STATED GOAL
Reproduce the listing below line for line, without altering a single character.

Records from a dataset
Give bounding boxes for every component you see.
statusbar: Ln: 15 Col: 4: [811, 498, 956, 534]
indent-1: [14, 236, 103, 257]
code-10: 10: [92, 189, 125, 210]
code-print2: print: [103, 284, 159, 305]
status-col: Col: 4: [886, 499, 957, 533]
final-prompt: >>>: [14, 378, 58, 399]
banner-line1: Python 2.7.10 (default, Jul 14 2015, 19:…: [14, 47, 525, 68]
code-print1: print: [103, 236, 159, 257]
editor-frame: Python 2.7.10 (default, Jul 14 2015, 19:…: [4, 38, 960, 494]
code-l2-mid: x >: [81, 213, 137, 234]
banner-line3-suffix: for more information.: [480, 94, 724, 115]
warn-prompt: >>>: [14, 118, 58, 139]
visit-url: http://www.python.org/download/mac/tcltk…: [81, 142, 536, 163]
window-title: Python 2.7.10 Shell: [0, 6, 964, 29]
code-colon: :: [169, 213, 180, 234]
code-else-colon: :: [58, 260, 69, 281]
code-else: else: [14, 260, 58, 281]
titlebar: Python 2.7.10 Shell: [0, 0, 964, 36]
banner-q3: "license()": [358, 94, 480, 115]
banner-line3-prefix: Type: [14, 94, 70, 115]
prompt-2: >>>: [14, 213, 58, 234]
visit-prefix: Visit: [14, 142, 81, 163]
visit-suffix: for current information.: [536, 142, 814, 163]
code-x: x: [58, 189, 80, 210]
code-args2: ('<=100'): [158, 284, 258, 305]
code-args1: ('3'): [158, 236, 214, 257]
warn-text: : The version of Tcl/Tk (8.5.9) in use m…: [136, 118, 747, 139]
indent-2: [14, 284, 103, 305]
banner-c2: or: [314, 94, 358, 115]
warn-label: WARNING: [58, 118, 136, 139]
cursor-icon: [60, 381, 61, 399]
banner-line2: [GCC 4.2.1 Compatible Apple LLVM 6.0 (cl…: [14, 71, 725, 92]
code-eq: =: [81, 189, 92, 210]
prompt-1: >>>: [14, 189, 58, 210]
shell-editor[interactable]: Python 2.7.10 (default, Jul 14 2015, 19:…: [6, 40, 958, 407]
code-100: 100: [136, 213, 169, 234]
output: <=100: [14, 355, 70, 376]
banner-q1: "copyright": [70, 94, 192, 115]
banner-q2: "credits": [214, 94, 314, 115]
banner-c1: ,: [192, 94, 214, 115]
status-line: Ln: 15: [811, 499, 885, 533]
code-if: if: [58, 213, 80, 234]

THE ANSWER
Give bounding boxes for every component you see.
statusbar: Ln: 15 Col: 4: [811, 498, 956, 534]
indent-1: [14, 236, 103, 257]
code-10: 10: [92, 189, 125, 210]
code-print2: print: [103, 284, 159, 305]
status-col: Col: 4: [886, 499, 957, 533]
final-prompt: >>>: [14, 378, 58, 399]
banner-line1: Python 2.7.10 (default, Jul 14 2015, 19:…: [14, 47, 525, 68]
code-print1: print: [103, 236, 159, 257]
editor-frame: Python 2.7.10 (default, Jul 14 2015, 19:…: [4, 38, 960, 494]
code-l2-mid: x >: [81, 213, 137, 234]
banner-line3-suffix: for more information.: [480, 94, 724, 115]
warn-prompt: >>>: [14, 118, 58, 139]
visit-url: http://www.python.org/download/mac/tcltk…: [81, 142, 536, 163]
window-title: Python 2.7.10 Shell: [0, 6, 964, 29]
code-colon: :: [169, 213, 180, 234]
code-else-colon: :: [58, 260, 69, 281]
code-else: else: [14, 260, 58, 281]
titlebar: Python 2.7.10 Shell: [0, 0, 964, 36]
banner-q3: "license()": [358, 94, 480, 115]
banner-line3-prefix: Type: [14, 94, 70, 115]
prompt-2: >>>: [14, 213, 58, 234]
visit-prefix: Visit: [14, 142, 81, 163]
visit-suffix: for current information.: [536, 142, 814, 163]
code-x: x: [58, 189, 80, 210]
code-args2: ('<=100'): [158, 284, 258, 305]
code-args1: ('3'): [158, 236, 214, 257]
warn-text: : The version of Tcl/Tk (8.5.9) in use m…: [136, 118, 747, 139]
indent-2: [14, 284, 103, 305]
banner-c2: or: [314, 94, 358, 115]
warn-label: WARNING: [58, 118, 136, 139]
cursor-icon: [60, 381, 61, 399]
banner-line2: [GCC 4.2.1 Compatible Apple LLVM 6.0 (cl…: [14, 71, 725, 92]
code-eq: =: [81, 189, 92, 210]
prompt-1: >>>: [14, 189, 58, 210]
shell-editor[interactable]: Python 2.7.10 (default, Jul 14 2015, 19:…: [6, 40, 958, 407]
code-100: 100: [136, 213, 169, 234]
output: <=100: [14, 355, 70, 376]
banner-q1: "copyright": [70, 94, 192, 115]
banner-q2: "credits": [214, 94, 314, 115]
banner-c1: ,: [192, 94, 214, 115]
status-line: Ln: 15: [811, 499, 885, 533]
code-if: if: [58, 213, 80, 234]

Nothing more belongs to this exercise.